### 주어진 과제
아래 항목 전체를 한 줄당 문자열 하나씩 JSON 목록으로 정리해 주세요. 빈 줄과 그림은 답에서 제외합니다.

이미지 레이아웃 주석:
──────────────────────────────
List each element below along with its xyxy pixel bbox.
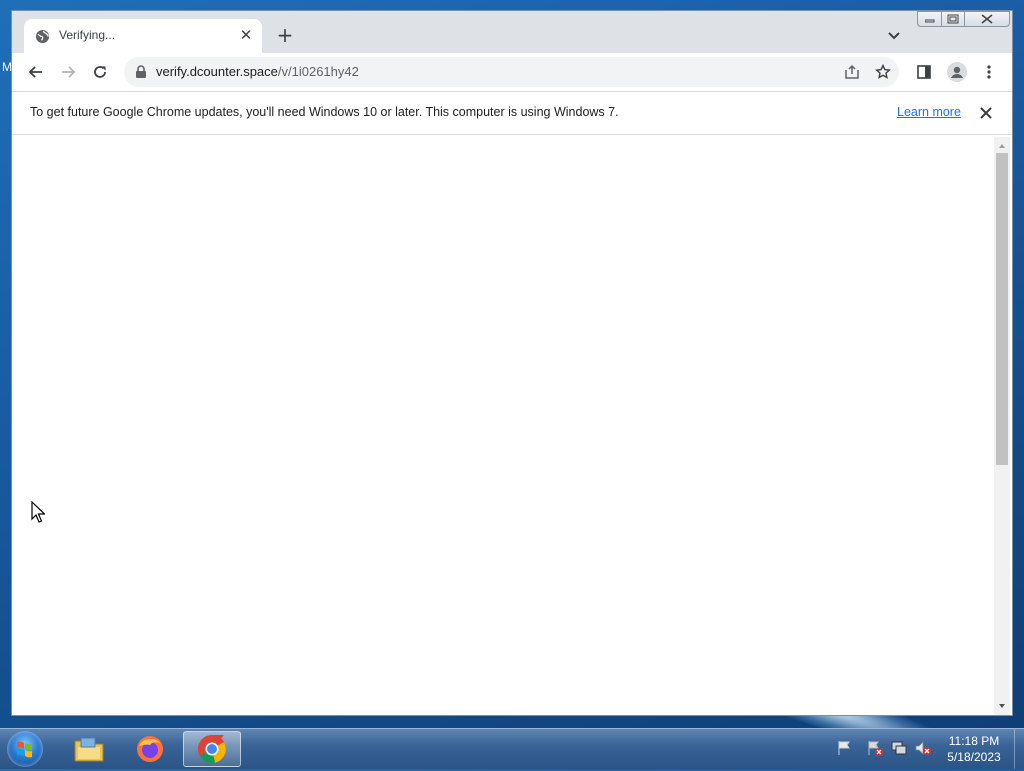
tab-title: Verifying... (59, 28, 116, 42)
tab-close-icon[interactable]: ✕ (238, 27, 254, 43)
chrome-window: Verifying... ✕ + verify.dcounter.space/v… (11, 10, 1013, 716)
windows-logo-icon (17, 741, 32, 758)
network-icon[interactable] (890, 739, 908, 757)
minimize-icon (924, 19, 934, 23)
learn-more-link[interactable]: Learn more (897, 105, 961, 119)
window-caption-controls (917, 11, 1012, 29)
action-center-flag-icon[interactable] (836, 739, 854, 757)
security-warning-icon[interactable] (866, 739, 884, 757)
update-infobar: To get future Google Chrome updates, you… (12, 91, 1012, 135)
back-arrow-icon[interactable] (28, 64, 44, 80)
url-path: /v/1i0261hy42 (277, 64, 359, 79)
taskbar-explorer-button[interactable] (60, 731, 118, 767)
close-icon (981, 14, 993, 24)
forward-arrow-icon[interactable] (60, 64, 76, 80)
tab-verifying[interactable]: Verifying... ✕ (24, 19, 262, 53)
clock-date: 5/18/2023 (947, 750, 1001, 764)
url-host: verify.dcounter.space (156, 64, 278, 79)
restore-icon (947, 14, 959, 24)
infobar-close-icon[interactable] (978, 105, 994, 121)
volume-muted-icon[interactable] (914, 739, 932, 757)
profile-avatar-icon[interactable] (947, 62, 967, 82)
scroll-up-arrow-icon[interactable] (994, 139, 1010, 153)
start-button[interactable] (7, 731, 43, 767)
browser-toolbar: verify.dcounter.space/v/1i0261hy42 (12, 53, 1012, 91)
chevron-down-icon[interactable] (886, 27, 902, 43)
clock-time: 11:18 PM (948, 734, 1000, 748)
vertical-scrollbar[interactable] (994, 137, 1010, 715)
address-bar[interactable]: verify.dcounter.space/v/1i0261hy42 (124, 57, 899, 87)
url-text[interactable]: verify.dcounter.space/v/1i0261hy42 (156, 64, 359, 79)
lock-icon[interactable] (135, 65, 147, 79)
folder-icon (74, 737, 104, 762)
side-panel-icon[interactable] (916, 64, 932, 80)
share-icon[interactable] (844, 64, 860, 80)
scroll-down-arrow-icon[interactable] (994, 699, 1010, 713)
scroll-thumb[interactable] (996, 153, 1008, 465)
minimize-button[interactable] (917, 11, 942, 27)
show-desktop-button[interactable] (1014, 729, 1024, 769)
windows-taskbar: 11:18 PM 5/18/2023 (0, 728, 1024, 769)
taskbar-chrome-button[interactable] (183, 731, 241, 767)
infobar-message: To get future Google Chrome updates, you… (30, 105, 619, 119)
new-tab-button[interactable]: + (275, 25, 295, 45)
firefox-icon (137, 736, 163, 762)
more-menu-icon[interactable] (981, 64, 997, 80)
mouse-cursor-icon (31, 501, 45, 523)
taskbar-firefox-button[interactable] (121, 731, 179, 767)
chrome-icon (198, 735, 226, 763)
close-window-button[interactable] (964, 11, 1010, 27)
globe-icon (35, 29, 50, 44)
bookmark-star-icon[interactable] (875, 64, 891, 80)
system-clock[interactable]: 11:18 PM 5/18/2023 (940, 733, 1008, 765)
tab-strip: Verifying... ✕ + (12, 11, 1012, 53)
reload-icon[interactable] (92, 64, 108, 80)
restore-button[interactable] (941, 11, 965, 27)
page-content[interactable] (12, 137, 1012, 715)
──────────────────────────────
### 응답
[
  "List each element below along with its xyxy pixel bbox.",
  "tab-title: Verifying... (59, 28, 116, 42)",
  "tab-close-icon[interactable]: ✕ (238, 27, 254, 43)",
  "chrome-window: Verifying... ✕ + verify.dcounter.space/v… (11, 10, 1013, 716)",
  "windows-logo-icon (17, 741, 32, 758)",
  "network-icon[interactable] (890, 739, 908, 757)",
  "minimize-icon (924, 19, 934, 23)",
  "learn-more-link[interactable]: Learn more (897, 105, 961, 119)",
  "window-caption-controls (917, 11, 1012, 29)",
  "action-center-flag-icon[interactable] (836, 739, 854, 757)",
  "security-warning-icon[interactable] (866, 739, 884, 757)",
  "update-infobar: To get future Google Chrome updates, you… (12, 91, 1012, 135)",
  "back-arrow-icon[interactable] (28, 64, 44, 80)",
  "url-path: /v/1i0261hy42 (277, 64, 359, 79)",
  "taskbar-explorer-button[interactable] (60, 731, 118, 767)",
  "close-icon (981, 14, 993, 24)",
  "forward-arrow-icon[interactable] (60, 64, 76, 80)",
  "tab-verifying[interactable]: Verifying... ✕ (24, 19, 262, 53)",
  "clock-date: 5/18/2023 (947, 750, 1001, 764)",
  "url-host: verify.dcounter.space (156, 64, 278, 79)",
  "restore-icon (947, 14, 959, 24)",
  "infobar-close-icon[interactable] (978, 105, 994, 121)",
  "volume-muted-icon[interactable] (914, 739, 932, 757)",
  "profile-avatar-icon[interactable] (947, 62, 967, 82)",
  "scroll-up-arrow-icon[interactable] (994, 139, 1010, 153)",
  "start-button[interactable] (7, 731, 43, 767)",
  "browser-toolbar: verify.dcounter.space/v/1i0261hy42 (12, 53, 1012, 91)",
  "chevron-down-icon[interactable] (886, 27, 902, 43)",
  "clock-time: 11:18 PM (948, 734, 1000, 748)",
  "vertical-scrollbar[interactable] (994, 137, 1010, 715)",
  "address-bar[interactable]: verify.dcounter.space/v/1i0261hy42 (124, 57, 899, 87)",
  "url-text[interactable]: verify.dcounter.space/v/1i0261hy42 (156, 64, 359, 79)",
  "lock-icon[interactable] (135, 65, 147, 79)",
  "folder-icon (74, 737, 104, 762)",
  "side-panel-icon[interactable] (916, 64, 932, 80)",
  "share-icon[interactable] (844, 64, 860, 80)",
  "scroll-down-arrow-icon[interactable] (994, 699, 1010, 713)",
  "scroll-thumb[interactable] (996, 153, 1008, 465)",
  "minimize-button[interactable] (917, 11, 942, 27)",
  "show-desktop-button[interactable] (1014, 729, 1024, 769)",
  "windows-taskbar: 11:18 PM 5/18/2023 (0, 728, 1024, 769)",
  "taskbar-chrome-button[interactable] (183, 731, 241, 767)",
  "infobar-message: To get future Google Chrome updates, you… (30, 105, 619, 119)",
  "new-tab-button[interactable]: + (275, 25, 295, 45)",
  "firefox-icon (137, 736, 163, 762)",
  "more-menu-icon[interactable] (981, 64, 997, 80)",
  "mouse-cursor-icon (31, 501, 45, 523)",
  "taskbar-firefox-button[interactable] (121, 731, 179, 767)",
  "chrome-icon (198, 735, 226, 763)",
  "close-window-button[interactable] (964, 11, 1010, 27)",
  "globe-icon (35, 29, 50, 44)",
  "bookmark-star-icon[interactable] (875, 64, 891, 80)",
  "system-clock[interactable]: 11:18 PM 5/18/2023 (940, 733, 1008, 765)",
  "tab-strip: Verifying... ✕ + (12, 11, 1012, 53)",
  "reload-icon[interactable] (92, 64, 108, 80)",
  "restore-button[interactable] (941, 11, 965, 27)",
  "page-content[interactable] (12, 137, 1012, 715)"
]